* [What to work on]: Say how many lines contain "房地产估价报告"; the answer is the number alone.

######

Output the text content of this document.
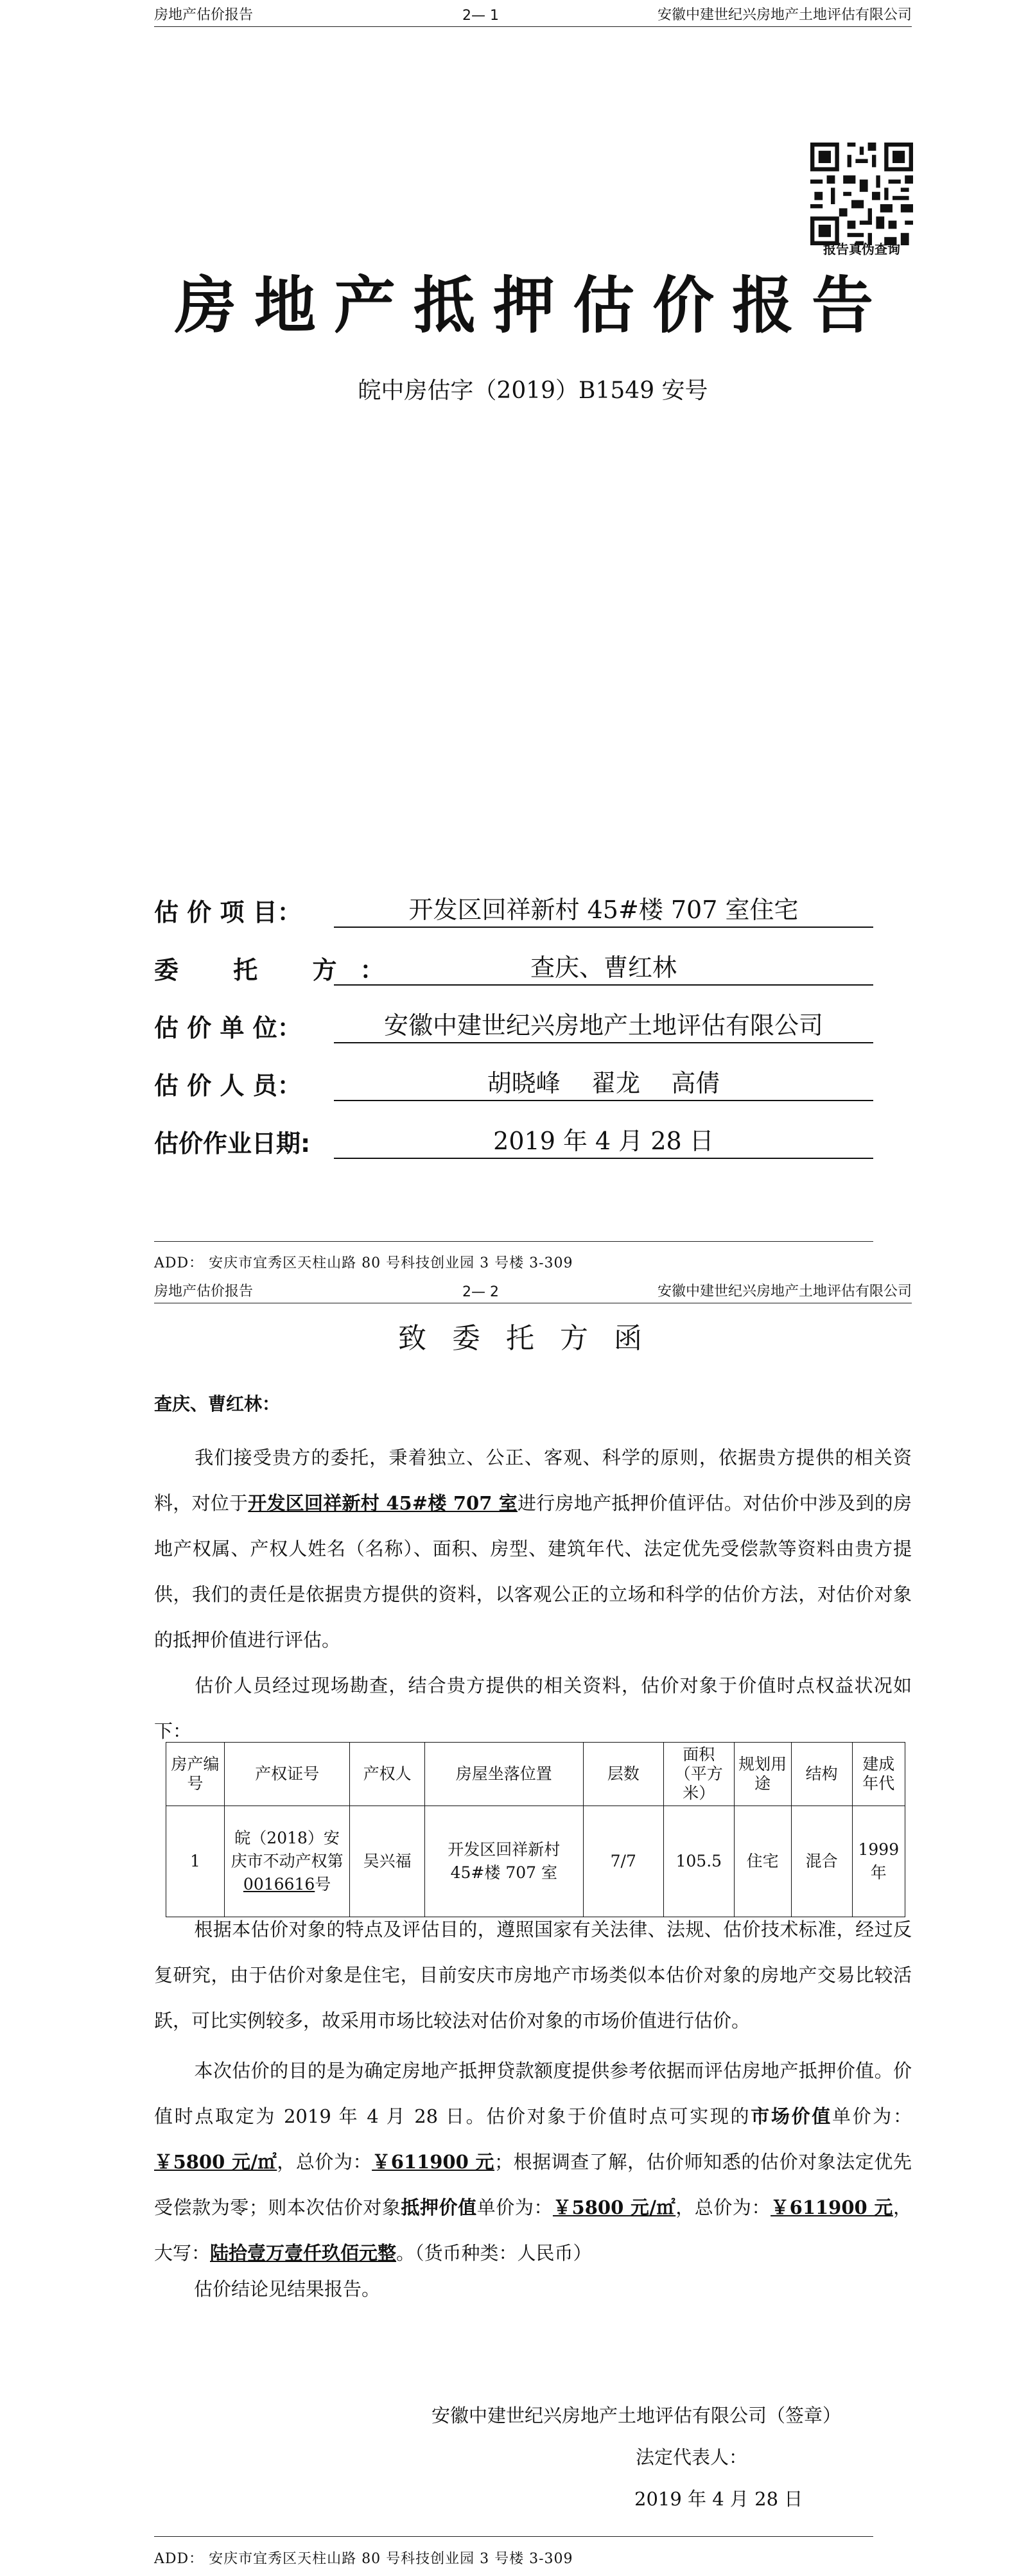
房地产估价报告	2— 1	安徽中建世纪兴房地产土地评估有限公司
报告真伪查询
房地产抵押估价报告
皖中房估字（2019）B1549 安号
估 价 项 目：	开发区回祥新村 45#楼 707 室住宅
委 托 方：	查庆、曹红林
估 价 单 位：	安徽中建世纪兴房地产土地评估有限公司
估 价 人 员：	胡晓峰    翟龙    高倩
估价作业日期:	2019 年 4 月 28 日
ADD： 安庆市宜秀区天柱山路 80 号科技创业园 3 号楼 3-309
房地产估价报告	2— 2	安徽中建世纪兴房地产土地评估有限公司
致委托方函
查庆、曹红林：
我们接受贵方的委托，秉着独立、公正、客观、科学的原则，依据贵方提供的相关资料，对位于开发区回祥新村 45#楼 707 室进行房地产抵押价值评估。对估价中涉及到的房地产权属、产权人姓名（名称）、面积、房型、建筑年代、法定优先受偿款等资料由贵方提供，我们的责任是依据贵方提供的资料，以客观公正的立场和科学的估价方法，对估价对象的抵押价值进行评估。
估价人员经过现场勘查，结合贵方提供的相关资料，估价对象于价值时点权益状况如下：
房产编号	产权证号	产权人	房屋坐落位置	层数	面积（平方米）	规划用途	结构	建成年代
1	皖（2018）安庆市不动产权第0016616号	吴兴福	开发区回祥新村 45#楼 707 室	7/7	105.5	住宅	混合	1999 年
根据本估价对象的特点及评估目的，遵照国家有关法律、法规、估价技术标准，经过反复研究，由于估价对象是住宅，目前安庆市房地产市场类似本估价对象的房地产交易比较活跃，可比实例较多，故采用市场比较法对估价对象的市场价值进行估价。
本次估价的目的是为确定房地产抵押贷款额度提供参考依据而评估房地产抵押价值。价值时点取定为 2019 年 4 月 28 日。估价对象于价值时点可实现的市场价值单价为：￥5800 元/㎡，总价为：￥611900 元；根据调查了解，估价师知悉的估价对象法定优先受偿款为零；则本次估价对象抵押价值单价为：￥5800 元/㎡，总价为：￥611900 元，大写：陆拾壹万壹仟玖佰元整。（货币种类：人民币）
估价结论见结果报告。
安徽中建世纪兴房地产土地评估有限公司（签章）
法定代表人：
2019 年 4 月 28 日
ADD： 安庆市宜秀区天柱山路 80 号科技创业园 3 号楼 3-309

######

* [Exercise answer]: 2